PROBLEM: Extract every line below that contains the word "الدر".

━━━━━ THE RECORDS

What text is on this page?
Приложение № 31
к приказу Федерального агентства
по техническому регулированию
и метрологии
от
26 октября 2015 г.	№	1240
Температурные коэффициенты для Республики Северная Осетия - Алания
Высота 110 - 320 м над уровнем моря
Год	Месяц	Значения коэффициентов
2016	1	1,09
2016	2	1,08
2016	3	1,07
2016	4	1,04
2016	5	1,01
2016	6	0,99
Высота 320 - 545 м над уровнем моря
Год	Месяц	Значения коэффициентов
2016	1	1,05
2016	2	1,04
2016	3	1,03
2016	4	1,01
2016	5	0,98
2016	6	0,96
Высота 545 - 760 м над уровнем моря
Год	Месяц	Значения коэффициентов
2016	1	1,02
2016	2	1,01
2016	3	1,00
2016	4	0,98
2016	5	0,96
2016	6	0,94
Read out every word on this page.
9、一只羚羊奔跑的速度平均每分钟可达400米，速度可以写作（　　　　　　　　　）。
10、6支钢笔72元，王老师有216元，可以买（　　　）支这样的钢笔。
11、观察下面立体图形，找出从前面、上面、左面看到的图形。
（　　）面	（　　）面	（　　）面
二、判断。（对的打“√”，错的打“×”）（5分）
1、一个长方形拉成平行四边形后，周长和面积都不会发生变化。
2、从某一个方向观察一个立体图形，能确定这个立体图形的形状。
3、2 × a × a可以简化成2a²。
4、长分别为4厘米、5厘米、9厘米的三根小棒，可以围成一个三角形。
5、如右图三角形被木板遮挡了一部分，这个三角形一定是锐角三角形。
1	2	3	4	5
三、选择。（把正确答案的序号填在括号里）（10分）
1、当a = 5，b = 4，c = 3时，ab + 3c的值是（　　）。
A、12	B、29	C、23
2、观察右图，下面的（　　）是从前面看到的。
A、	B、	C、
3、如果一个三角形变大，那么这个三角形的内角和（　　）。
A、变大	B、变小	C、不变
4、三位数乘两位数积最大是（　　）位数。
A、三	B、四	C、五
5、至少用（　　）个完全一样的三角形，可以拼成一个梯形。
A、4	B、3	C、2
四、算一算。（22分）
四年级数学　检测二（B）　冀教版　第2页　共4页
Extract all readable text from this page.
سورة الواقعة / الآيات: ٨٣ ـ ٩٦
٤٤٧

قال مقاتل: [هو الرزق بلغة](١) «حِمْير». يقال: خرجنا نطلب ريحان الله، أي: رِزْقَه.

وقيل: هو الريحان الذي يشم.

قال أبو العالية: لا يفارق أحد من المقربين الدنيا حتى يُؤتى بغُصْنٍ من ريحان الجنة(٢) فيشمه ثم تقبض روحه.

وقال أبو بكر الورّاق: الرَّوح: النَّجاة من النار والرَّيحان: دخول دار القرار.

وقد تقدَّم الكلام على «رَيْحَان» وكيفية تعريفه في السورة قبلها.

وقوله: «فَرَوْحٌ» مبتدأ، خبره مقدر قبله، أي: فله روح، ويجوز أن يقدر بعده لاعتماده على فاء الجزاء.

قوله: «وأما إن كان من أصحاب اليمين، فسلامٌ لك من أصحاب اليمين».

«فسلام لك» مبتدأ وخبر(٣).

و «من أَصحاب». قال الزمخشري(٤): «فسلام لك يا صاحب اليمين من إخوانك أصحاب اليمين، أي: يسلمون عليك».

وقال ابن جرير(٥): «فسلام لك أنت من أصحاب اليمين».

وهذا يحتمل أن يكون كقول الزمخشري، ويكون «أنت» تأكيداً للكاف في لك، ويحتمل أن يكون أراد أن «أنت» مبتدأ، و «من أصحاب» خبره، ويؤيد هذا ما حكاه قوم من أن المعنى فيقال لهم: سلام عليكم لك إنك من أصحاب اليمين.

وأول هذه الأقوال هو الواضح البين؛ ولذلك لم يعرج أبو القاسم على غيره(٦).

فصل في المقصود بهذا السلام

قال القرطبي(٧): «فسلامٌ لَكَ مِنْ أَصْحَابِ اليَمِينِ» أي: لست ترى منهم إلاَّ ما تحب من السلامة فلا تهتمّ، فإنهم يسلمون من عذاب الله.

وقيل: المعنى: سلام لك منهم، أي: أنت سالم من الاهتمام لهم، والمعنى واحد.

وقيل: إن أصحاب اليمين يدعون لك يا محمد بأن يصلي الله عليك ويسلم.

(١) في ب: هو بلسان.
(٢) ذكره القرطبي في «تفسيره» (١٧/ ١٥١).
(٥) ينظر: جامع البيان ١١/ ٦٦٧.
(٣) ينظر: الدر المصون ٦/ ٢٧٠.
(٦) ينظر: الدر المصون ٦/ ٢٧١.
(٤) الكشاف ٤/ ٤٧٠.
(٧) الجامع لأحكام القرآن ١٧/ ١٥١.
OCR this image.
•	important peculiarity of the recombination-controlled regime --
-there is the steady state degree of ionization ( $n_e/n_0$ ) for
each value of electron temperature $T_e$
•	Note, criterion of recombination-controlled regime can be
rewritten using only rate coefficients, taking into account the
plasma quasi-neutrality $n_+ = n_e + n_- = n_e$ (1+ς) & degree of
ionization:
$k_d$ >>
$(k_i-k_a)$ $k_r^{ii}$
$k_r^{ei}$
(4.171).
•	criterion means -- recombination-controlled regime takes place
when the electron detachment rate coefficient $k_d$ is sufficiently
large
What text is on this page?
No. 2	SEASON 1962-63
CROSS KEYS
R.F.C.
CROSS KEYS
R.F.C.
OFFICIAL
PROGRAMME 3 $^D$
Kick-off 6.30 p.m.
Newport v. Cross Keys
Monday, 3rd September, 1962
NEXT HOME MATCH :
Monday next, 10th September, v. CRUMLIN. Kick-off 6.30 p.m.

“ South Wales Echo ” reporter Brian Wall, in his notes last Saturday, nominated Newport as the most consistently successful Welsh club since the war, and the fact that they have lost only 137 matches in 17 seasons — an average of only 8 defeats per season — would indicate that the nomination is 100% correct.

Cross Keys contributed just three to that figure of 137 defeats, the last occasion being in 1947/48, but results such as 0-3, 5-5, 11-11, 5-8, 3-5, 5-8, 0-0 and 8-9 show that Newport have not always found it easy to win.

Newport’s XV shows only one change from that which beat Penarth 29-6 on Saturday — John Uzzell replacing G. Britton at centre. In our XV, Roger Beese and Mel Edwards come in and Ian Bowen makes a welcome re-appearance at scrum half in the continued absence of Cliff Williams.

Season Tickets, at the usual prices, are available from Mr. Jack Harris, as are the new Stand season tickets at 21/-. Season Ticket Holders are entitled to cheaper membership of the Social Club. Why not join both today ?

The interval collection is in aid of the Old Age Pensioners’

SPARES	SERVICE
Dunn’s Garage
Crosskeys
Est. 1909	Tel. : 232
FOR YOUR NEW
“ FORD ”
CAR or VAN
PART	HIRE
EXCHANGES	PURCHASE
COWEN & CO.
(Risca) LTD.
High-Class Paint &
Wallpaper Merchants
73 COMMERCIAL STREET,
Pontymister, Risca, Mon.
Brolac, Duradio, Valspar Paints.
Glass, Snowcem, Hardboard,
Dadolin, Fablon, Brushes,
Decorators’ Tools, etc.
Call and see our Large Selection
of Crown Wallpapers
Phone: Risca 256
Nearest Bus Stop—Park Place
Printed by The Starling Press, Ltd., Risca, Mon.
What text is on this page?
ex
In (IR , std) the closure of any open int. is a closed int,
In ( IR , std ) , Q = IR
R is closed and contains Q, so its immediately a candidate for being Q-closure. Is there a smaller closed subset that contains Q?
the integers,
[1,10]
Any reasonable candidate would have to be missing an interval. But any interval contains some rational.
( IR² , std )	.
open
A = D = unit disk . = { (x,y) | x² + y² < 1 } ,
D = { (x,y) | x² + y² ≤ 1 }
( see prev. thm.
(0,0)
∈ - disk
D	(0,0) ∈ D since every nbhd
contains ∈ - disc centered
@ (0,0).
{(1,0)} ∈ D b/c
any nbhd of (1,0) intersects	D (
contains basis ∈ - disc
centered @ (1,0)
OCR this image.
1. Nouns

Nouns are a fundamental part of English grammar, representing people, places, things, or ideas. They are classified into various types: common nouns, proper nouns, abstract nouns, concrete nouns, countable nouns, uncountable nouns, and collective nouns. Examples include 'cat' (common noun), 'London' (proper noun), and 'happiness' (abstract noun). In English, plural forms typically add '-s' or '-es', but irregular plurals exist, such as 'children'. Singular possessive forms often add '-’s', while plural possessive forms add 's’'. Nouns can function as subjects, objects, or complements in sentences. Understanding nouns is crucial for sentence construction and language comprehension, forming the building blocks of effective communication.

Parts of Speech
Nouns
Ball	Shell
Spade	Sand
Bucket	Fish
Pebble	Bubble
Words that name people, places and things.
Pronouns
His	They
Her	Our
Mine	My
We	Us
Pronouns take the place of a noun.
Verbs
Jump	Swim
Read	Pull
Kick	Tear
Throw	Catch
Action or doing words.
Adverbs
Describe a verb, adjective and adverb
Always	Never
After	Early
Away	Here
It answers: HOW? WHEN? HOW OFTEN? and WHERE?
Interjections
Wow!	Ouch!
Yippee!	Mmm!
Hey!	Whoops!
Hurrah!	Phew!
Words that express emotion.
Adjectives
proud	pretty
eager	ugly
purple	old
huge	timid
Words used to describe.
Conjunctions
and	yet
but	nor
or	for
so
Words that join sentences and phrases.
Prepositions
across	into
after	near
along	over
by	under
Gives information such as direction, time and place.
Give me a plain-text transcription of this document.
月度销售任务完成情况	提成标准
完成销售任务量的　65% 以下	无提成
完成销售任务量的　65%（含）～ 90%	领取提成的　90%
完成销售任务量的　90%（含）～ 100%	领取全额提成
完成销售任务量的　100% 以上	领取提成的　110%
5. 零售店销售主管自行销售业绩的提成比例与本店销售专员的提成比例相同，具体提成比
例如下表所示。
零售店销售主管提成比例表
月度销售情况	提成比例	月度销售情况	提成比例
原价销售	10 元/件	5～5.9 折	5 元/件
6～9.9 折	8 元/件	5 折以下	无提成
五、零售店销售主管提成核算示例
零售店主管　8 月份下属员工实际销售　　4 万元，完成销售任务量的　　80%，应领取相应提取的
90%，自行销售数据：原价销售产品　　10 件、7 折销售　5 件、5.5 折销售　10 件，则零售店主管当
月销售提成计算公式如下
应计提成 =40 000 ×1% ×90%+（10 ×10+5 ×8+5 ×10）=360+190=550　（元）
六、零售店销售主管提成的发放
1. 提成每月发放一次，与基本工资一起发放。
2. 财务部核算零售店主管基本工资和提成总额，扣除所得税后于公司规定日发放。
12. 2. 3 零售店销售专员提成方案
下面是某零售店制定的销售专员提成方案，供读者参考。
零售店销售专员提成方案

━━━━━━━━━━

EXERCISE ANSWER:
(٣) ينظر: الدر المصون ٦/ ٢٧٠.
(٦) ينظر: الدر المصون ٦/ ٢٧١.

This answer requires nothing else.